EXERCISE OBJECTIVE: Pick out every line with the word "forward" and copy it.
┌────────
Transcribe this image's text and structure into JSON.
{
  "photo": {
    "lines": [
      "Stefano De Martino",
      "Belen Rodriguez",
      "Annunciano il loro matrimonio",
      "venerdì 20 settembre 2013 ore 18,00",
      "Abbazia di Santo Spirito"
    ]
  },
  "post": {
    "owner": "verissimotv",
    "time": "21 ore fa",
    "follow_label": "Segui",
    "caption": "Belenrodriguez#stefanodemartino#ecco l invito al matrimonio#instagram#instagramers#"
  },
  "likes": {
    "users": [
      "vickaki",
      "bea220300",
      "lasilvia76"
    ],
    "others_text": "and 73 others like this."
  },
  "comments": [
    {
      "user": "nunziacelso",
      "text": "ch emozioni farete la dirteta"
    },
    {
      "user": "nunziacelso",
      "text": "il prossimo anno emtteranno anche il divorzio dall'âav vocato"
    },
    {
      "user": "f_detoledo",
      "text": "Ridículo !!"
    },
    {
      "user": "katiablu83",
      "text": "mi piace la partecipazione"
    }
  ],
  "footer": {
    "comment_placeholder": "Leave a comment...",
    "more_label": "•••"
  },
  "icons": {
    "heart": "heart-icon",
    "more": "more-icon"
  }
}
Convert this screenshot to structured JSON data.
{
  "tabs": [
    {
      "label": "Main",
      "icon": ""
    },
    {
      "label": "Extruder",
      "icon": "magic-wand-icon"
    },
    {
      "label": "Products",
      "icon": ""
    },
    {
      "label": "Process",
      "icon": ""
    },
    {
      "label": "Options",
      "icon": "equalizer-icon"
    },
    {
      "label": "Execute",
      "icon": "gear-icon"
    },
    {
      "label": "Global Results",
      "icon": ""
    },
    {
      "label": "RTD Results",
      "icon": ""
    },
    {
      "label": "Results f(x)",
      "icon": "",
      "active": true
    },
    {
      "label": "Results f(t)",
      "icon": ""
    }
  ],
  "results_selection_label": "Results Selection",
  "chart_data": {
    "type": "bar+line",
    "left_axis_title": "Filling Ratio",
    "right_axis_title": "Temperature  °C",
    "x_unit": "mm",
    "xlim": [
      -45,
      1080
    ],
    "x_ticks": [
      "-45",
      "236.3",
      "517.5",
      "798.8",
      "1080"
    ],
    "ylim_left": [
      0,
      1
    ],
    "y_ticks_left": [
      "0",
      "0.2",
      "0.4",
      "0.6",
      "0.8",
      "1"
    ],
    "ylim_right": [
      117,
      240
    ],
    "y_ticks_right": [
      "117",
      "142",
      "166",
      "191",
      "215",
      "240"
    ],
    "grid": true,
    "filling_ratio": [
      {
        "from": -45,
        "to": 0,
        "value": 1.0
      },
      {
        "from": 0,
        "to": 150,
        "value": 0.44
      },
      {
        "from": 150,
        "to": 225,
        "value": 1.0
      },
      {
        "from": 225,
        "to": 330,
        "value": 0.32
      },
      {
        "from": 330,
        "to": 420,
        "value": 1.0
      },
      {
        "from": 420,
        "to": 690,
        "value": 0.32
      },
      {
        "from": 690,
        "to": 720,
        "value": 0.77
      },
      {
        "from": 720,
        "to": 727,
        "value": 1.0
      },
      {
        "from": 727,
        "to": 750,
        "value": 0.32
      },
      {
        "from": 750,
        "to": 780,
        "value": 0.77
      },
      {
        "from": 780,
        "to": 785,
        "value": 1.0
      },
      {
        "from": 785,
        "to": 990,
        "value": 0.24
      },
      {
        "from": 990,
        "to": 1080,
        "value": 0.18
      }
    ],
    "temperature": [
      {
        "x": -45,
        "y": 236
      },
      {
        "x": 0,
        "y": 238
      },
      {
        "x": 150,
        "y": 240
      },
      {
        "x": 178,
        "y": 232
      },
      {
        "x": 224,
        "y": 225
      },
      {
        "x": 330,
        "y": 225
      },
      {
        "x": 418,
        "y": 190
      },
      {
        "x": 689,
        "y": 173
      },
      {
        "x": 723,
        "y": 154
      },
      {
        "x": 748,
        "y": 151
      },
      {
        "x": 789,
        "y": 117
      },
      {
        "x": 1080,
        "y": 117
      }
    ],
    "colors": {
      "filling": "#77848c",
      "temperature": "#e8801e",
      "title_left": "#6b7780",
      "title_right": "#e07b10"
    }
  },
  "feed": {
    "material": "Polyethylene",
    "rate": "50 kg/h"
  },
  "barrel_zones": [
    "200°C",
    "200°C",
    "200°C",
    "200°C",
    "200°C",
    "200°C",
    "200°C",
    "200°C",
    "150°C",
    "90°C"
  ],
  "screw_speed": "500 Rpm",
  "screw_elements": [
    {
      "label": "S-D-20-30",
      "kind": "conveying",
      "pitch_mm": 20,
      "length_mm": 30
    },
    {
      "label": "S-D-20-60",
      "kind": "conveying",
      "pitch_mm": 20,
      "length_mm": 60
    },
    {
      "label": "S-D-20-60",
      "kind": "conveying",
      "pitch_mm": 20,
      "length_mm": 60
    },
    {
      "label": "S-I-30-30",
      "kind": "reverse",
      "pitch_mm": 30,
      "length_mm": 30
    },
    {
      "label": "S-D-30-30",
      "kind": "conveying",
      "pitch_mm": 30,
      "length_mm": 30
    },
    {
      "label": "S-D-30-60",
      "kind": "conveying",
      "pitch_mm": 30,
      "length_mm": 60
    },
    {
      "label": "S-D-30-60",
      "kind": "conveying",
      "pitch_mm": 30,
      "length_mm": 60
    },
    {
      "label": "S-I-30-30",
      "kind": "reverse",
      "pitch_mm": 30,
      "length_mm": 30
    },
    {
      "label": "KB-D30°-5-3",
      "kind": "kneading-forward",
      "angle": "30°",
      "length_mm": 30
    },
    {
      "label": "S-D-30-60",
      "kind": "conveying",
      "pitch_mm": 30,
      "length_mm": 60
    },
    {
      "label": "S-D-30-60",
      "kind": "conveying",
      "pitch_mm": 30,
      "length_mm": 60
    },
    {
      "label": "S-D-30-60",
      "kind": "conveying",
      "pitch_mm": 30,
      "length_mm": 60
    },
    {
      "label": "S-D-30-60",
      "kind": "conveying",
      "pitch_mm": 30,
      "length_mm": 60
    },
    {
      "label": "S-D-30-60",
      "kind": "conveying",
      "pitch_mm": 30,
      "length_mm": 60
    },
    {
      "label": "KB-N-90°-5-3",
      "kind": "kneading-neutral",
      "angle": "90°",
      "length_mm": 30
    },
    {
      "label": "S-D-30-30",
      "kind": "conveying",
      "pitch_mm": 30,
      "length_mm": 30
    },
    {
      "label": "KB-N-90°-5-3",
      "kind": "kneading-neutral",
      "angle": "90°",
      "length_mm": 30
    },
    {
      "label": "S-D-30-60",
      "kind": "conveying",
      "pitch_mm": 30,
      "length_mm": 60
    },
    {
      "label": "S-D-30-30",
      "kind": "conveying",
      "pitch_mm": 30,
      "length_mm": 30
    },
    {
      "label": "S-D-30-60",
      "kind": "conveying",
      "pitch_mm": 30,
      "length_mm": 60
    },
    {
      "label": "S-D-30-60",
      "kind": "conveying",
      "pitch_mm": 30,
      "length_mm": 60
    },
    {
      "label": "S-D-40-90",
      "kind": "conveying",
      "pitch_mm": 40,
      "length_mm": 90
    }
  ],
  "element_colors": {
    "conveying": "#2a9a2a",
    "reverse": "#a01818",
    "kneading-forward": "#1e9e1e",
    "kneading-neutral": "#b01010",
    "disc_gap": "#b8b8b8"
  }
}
└────────
WORKED SOLUTION:
      "kind": "kneading-forward",
    "kneading-forward": "#1e9e1e",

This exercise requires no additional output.